Description of the task: Examine the records and identify each line that includes the string "page". Copy those lines.

Dataset excerpts:
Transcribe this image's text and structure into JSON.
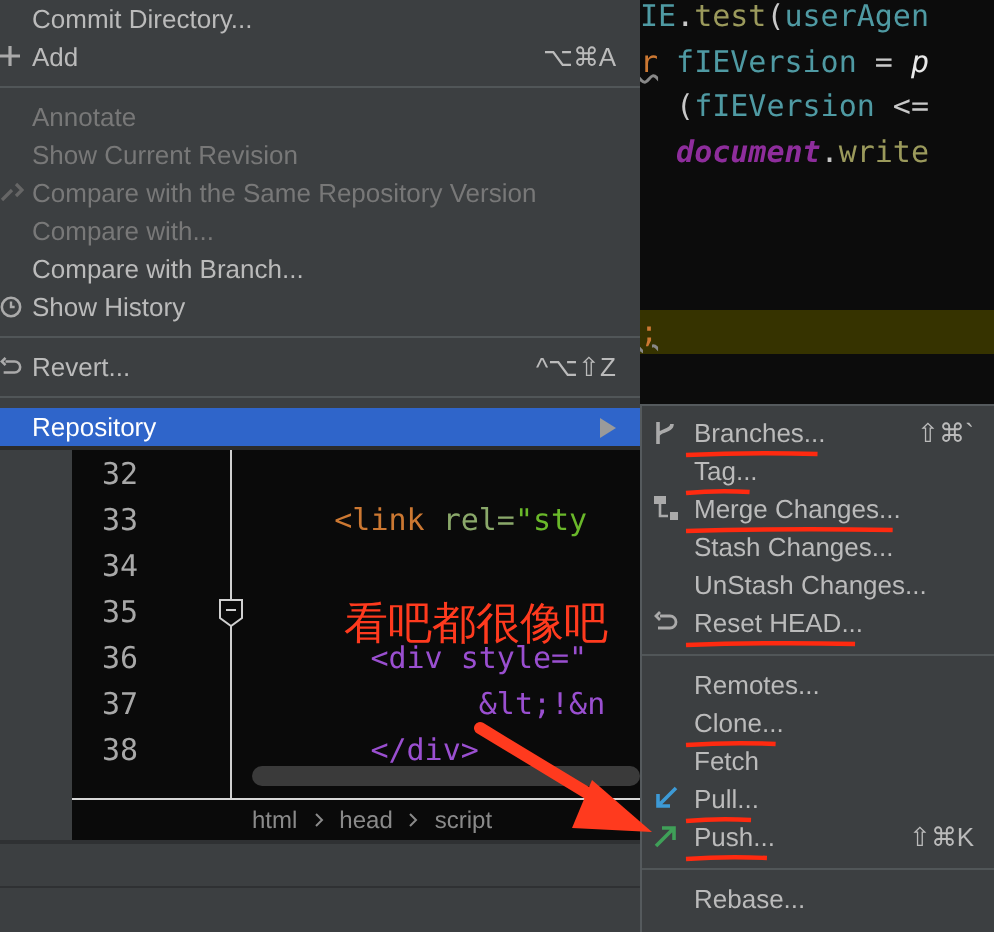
{
  "menu": {
    "items": [
      {
        "kind": "item",
        "label": "Commit Directory...",
        "disabled": false,
        "selected": false
      },
      {
        "kind": "item",
        "label": "Add",
        "shortcut": "⌥⌘A",
        "disabled": false,
        "selected": false
      },
      {
        "kind": "separator"
      },
      {
        "kind": "item",
        "label": "Annotate",
        "disabled": true,
        "selected": false
      },
      {
        "kind": "item",
        "label": "Show Current Revision",
        "disabled": true,
        "selected": false
      },
      {
        "kind": "item",
        "label": "Compare with the Same Repository Version",
        "disabled": true,
        "selected": false
      },
      {
        "kind": "item",
        "label": "Compare with...",
        "disabled": true,
        "selected": false
      },
      {
        "kind": "item",
        "label": "Compare with Branch...",
        "disabled": false,
        "selected": false
      },
      {
        "kind": "item",
        "label": "Show History",
        "disabled": false,
        "selected": false
      },
      {
        "kind": "separator"
      },
      {
        "kind": "item",
        "label": "Revert...",
        "shortcut": "^⌥⇧Z",
        "disabled": false,
        "selected": false
      },
      {
        "kind": "separator"
      },
      {
        "kind": "item",
        "label": "Repository",
        "disabled": false,
        "selected": true,
        "submenu": true
      }
    ]
  },
  "top_code": {
    "lines": [
      {
        "highlighted": false,
        "tokens": [
          {
            "kind": "ident",
            "text": "IE"
          },
          {
            "kind": "plain",
            "text": "."
          },
          {
            "kind": "func",
            "text": "test"
          },
          {
            "kind": "plain",
            "text": "("
          },
          {
            "kind": "ident",
            "text": "userAgen"
          }
        ]
      },
      {
        "highlighted": false,
        "tokens": [
          {
            "kind": "keyword",
            "text": "r"
          },
          {
            "kind": "ident",
            "text": "fIEVersion"
          },
          {
            "kind": "plain",
            "text": " = "
          },
          {
            "kind": "italic",
            "text": "p"
          }
        ]
      },
      {
        "highlighted": false,
        "tokens": [
          {
            "kind": "plain",
            "text": " ("
          },
          {
            "kind": "ident",
            "text": "fIEVersion"
          },
          {
            "kind": "plain",
            "text": " <="
          }
        ]
      },
      {
        "highlighted": false,
        "tokens": [
          {
            "kind": "global",
            "text": "document"
          },
          {
            "kind": "plain",
            "text": "."
          },
          {
            "kind": "func",
            "text": "write"
          }
        ]
      },
      {
        "highlighted": false
      },
      {
        "highlighted": false
      },
      {
        "highlighted": false
      },
      {
        "highlighted": true,
        "tokens": [
          {
            "kind": "keyword",
            "text": ";"
          }
        ]
      }
    ]
  },
  "editor": {
    "lines": [
      {
        "number": "32"
      },
      {
        "number": "33",
        "tokens": [
          {
            "kind": "tag",
            "text": "<link"
          },
          {
            "kind": "attr",
            "text": "rel="
          },
          {
            "kind": "string",
            "text": "\"sty"
          }
        ]
      },
      {
        "number": "34"
      },
      {
        "number": "35",
        "fold": true
      },
      {
        "number": "36",
        "tokens": [
          {
            "kind": "element",
            "text": "<div style=\""
          }
        ]
      },
      {
        "number": "37",
        "tokens": [
          {
            "kind": "element",
            "text": "&lt;!&n"
          }
        ]
      },
      {
        "number": "38",
        "tokens": [
          {
            "kind": "element",
            "text": "</div>"
          }
        ]
      }
    ],
    "breadcrumb": [
      "html",
      "head",
      "script"
    ]
  },
  "submenu": {
    "items": [
      {
        "kind": "item",
        "label": "Branches...",
        "shortcut": "⇧⌘`",
        "annotated": true
      },
      {
        "kind": "item",
        "label": "Tag...",
        "annotated": true
      },
      {
        "kind": "item",
        "label": "Merge Changes...",
        "annotated": true
      },
      {
        "kind": "item",
        "label": "Stash Changes...",
        "annotated": false
      },
      {
        "kind": "item",
        "label": "UnStash Changes...",
        "annotated": false
      },
      {
        "kind": "item",
        "label": "Reset HEAD...",
        "annotated": true
      },
      {
        "kind": "separator"
      },
      {
        "kind": "item",
        "label": "Remotes...",
        "annotated": false
      },
      {
        "kind": "item",
        "label": "Clone...",
        "annotated": true
      },
      {
        "kind": "item",
        "label": "Fetch",
        "annotated": false
      },
      {
        "kind": "item",
        "label": "Pull...",
        "annotated": true
      },
      {
        "kind": "item",
        "label": "Push...",
        "shortcut": "⇧⌘K",
        "annotated": true
      },
      {
        "kind": "separator"
      },
      {
        "kind": "item",
        "label": "Rebase...",
        "annotated": false
      }
    ]
  },
  "annotation": {
    "text": "看吧都很像吧"
  }
}
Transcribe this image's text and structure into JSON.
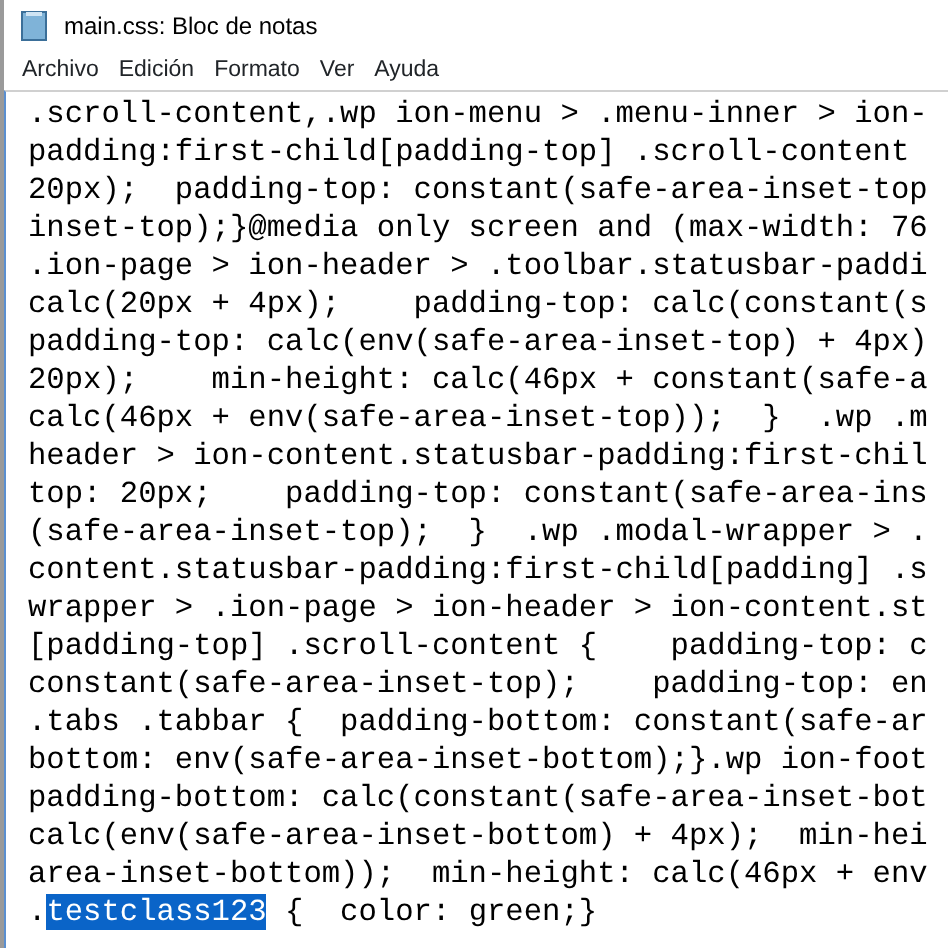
{
  "window": {
    "title": "main.css: Bloc de notas"
  },
  "menu": [
    "Archivo",
    "Edición",
    "Formato",
    "Ver",
    "Ayuda"
  ],
  "lines": [
    {
      "segments": [
        {
          "text": ".scroll-content,.wp ion-menu > .menu-inner > ion-",
          "selected": false
        }
      ]
    },
    {
      "segments": [
        {
          "text": "padding:first-child[padding-top] .scroll-content",
          "selected": false
        }
      ]
    },
    {
      "segments": [
        {
          "text": "20px);  padding-top: constant(safe-area-inset-top",
          "selected": false
        }
      ]
    },
    {
      "segments": [
        {
          "text": "inset-top);}@media only screen and (max-width: 76",
          "selected": false
        }
      ]
    },
    {
      "segments": [
        {
          "text": ".ion-page > ion-header > .toolbar.statusbar-paddi",
          "selected": false
        }
      ]
    },
    {
      "segments": [
        {
          "text": "calc(20px + 4px);    padding-top: calc(constant(s",
          "selected": false
        }
      ]
    },
    {
      "segments": [
        {
          "text": "padding-top: calc(env(safe-area-inset-top) + 4px)",
          "selected": false
        }
      ]
    },
    {
      "segments": [
        {
          "text": "20px);    min-height: calc(46px + constant(safe-a",
          "selected": false
        }
      ]
    },
    {
      "segments": [
        {
          "text": "calc(46px + env(safe-area-inset-top));  }  .wp .m",
          "selected": false
        }
      ]
    },
    {
      "segments": [
        {
          "text": "header > ion-content.statusbar-padding:first-chil",
          "selected": false
        }
      ]
    },
    {
      "segments": [
        {
          "text": "top: 20px;    padding-top: constant(safe-area-ins",
          "selected": false
        }
      ]
    },
    {
      "segments": [
        {
          "text": "(safe-area-inset-top);  }  .wp .modal-wrapper > .",
          "selected": false
        }
      ]
    },
    {
      "segments": [
        {
          "text": "content.statusbar-padding:first-child[padding] .s",
          "selected": false
        }
      ]
    },
    {
      "segments": [
        {
          "text": "wrapper > .ion-page > ion-header > ion-content.st",
          "selected": false
        }
      ]
    },
    {
      "segments": [
        {
          "text": "[padding-top] .scroll-content {    padding-top: c",
          "selected": false
        }
      ]
    },
    {
      "segments": [
        {
          "text": "constant(safe-area-inset-top);    padding-top: en",
          "selected": false
        }
      ]
    },
    {
      "segments": [
        {
          "text": ".tabs .tabbar {  padding-bottom: constant(safe-ar",
          "selected": false
        }
      ]
    },
    {
      "segments": [
        {
          "text": "bottom: env(safe-area-inset-bottom);}.wp ion-foot",
          "selected": false
        }
      ]
    },
    {
      "segments": [
        {
          "text": "padding-bottom: calc(constant(safe-area-inset-bot",
          "selected": false
        }
      ]
    },
    {
      "segments": [
        {
          "text": "calc(env(safe-area-inset-bottom) + 4px);  min-hei",
          "selected": false
        }
      ]
    },
    {
      "segments": [
        {
          "text": "area-inset-bottom));  min-height: calc(46px + env",
          "selected": false
        }
      ]
    },
    {
      "segments": [
        {
          "text": ".",
          "selected": false
        },
        {
          "text": "testclass123",
          "selected": true
        },
        {
          "text": " {  color: green;}",
          "selected": false
        }
      ]
    }
  ]
}
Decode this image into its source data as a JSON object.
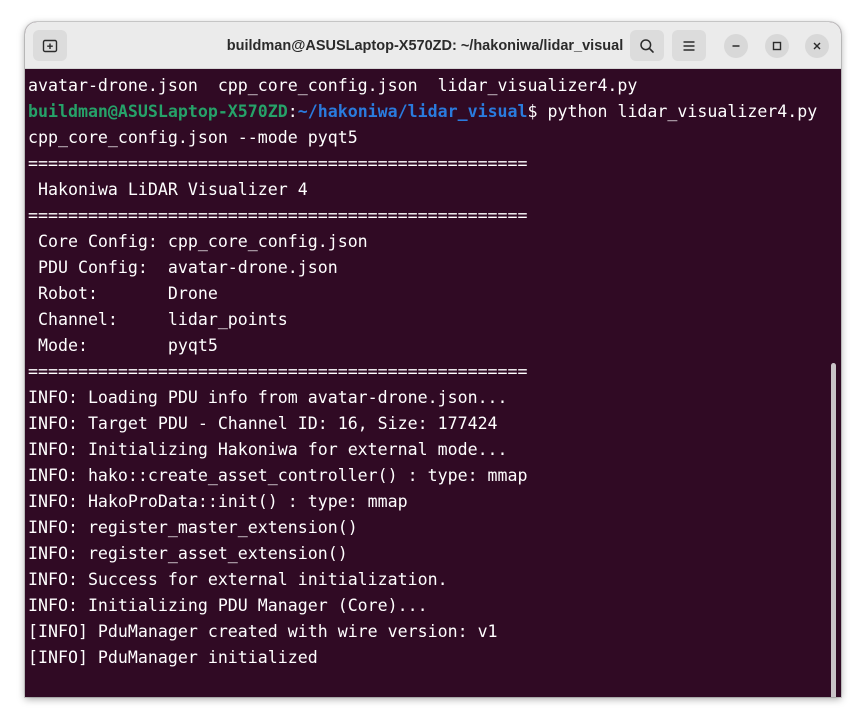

Response to this exercise:
          "text": ".ion-page > ion-header > .toolbar.statusbar-paddi",
          "text": "wrapper > .ion-page > ion-header > ion-content.st",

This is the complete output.